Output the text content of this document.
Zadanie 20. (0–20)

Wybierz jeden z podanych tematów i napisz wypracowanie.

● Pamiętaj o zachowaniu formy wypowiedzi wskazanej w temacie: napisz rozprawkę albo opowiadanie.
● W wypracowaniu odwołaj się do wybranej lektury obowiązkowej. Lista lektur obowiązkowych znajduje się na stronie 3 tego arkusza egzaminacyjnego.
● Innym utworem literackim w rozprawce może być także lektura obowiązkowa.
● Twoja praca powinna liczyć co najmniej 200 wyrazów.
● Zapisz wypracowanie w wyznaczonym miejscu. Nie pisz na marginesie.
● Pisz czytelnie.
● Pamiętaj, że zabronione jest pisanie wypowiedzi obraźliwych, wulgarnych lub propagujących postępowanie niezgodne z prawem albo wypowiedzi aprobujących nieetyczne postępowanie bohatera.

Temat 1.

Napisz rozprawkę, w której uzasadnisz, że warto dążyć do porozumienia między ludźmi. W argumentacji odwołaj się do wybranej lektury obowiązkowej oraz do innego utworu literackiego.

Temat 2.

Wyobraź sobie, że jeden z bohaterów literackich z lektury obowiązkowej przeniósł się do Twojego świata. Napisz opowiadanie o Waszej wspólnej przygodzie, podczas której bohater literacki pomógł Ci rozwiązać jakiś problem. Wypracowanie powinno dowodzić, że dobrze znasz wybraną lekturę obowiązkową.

....

§ **Set task**
Using the listing above, please repeat every entry exactly.

§ **Result of this exercise**
Output the text content of this document.
Zadanie 20. (0–20)

Wybierz jeden z podanych tematów i napisz wypracowanie.

● Pamiętaj o zachowaniu formy wypowiedzi wskazanej w temacie: napisz rozprawkę albo opowiadanie.
● W wypracowaniu odwołaj się do wybranej lektury obowiązkowej. Lista lektur obowiązkowych znajduje się na stronie 3 tego arkusza egzaminacyjnego.
● Innym utworem literackim w rozprawce może być także lektura obowiązkowa.
● Twoja praca powinna liczyć co najmniej 200 wyrazów.
● Zapisz wypracowanie w wyznaczonym miejscu. Nie pisz na marginesie.
● Pisz czytelnie.
● Pamiętaj, że zabronione jest pisanie wypowiedzi obraźliwych, wulgarnych lub propagujących postępowanie niezgodne z prawem albo wypowiedzi aprobujących nieetyczne postępowanie bohatera.

Temat 1.

Napisz rozprawkę, w której uzasadnisz, że warto dążyć do porozumienia między ludźmi. W argumentacji odwołaj się do wybranej lektury obowiązkowej oraz do innego utworu literackiego.

Temat 2.

Wyobraź sobie, że jeden z bohaterów literackich z lektury obowiązkowej przeniósł się do Twojego świata. Napisz opowiadanie o Waszej wspólnej przygodzie, podczas której bohater literacki pomógł Ci rozwiązać jakiś problem. Wypracowanie powinno dowodzić, że dobrze znasz wybraną lekturę obowiązkową.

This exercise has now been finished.